-- Information provided start --
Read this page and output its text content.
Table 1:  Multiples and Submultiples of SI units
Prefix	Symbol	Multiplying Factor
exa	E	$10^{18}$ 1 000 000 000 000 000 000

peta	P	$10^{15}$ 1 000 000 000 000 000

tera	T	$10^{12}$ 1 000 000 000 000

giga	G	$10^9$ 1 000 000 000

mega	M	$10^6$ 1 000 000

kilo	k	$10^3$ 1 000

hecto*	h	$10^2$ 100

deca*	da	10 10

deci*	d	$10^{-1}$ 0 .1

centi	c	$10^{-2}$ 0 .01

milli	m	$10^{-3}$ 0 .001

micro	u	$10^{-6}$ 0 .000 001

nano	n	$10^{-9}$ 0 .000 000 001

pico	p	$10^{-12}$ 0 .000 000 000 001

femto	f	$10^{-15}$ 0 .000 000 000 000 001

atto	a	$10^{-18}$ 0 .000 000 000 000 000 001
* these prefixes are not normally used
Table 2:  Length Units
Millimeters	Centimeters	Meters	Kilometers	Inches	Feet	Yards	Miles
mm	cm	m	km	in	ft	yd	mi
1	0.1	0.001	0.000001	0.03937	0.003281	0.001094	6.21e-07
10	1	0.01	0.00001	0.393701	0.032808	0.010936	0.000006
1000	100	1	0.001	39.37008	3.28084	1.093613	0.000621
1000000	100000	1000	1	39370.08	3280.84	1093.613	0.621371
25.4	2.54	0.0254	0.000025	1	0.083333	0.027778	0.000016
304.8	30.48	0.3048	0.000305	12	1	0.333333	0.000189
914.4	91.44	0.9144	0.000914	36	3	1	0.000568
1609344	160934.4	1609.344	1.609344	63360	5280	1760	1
-- Information provided end --
Give the number of lines in the records above that contain the word "Table". Reply with that number alone.

### Expected answer
2